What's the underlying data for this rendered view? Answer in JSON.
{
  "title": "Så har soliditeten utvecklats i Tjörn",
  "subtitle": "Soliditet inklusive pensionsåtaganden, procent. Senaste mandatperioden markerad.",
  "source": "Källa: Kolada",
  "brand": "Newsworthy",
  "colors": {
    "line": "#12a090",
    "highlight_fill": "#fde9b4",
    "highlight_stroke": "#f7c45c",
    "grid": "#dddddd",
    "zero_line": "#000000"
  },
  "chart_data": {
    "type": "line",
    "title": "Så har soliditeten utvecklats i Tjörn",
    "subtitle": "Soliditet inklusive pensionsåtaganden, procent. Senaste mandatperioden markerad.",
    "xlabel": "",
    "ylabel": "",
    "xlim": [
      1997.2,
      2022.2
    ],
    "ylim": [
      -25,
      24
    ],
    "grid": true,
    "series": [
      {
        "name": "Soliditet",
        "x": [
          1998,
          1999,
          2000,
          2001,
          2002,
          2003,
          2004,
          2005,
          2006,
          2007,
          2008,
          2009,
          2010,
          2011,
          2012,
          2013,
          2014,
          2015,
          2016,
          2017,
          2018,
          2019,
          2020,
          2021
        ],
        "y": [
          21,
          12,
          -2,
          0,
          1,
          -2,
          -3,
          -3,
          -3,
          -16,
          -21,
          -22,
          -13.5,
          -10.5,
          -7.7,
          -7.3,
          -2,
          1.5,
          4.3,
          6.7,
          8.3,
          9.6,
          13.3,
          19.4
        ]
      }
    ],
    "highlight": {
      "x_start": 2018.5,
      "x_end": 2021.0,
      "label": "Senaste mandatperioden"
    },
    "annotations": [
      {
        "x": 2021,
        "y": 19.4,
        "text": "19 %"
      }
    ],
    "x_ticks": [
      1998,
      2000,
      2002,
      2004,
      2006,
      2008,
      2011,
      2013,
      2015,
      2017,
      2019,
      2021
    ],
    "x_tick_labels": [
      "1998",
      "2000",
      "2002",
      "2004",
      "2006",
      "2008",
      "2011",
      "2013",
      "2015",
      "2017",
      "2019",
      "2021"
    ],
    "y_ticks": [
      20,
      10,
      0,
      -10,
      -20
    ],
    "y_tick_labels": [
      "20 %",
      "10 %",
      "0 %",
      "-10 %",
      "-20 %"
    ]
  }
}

(What this task involves) Lines holding the word "inklusive" in the entries above are the ones to pull out. Copy them all.

(Solved problem)
  "subtitle": "Soliditet inklusive pensionsåtaganden, procent. Senaste mandatperioden markerad.",
    "subtitle": "Soliditet inklusive pensionsåtaganden, procent. Senaste mandatperioden markerad.",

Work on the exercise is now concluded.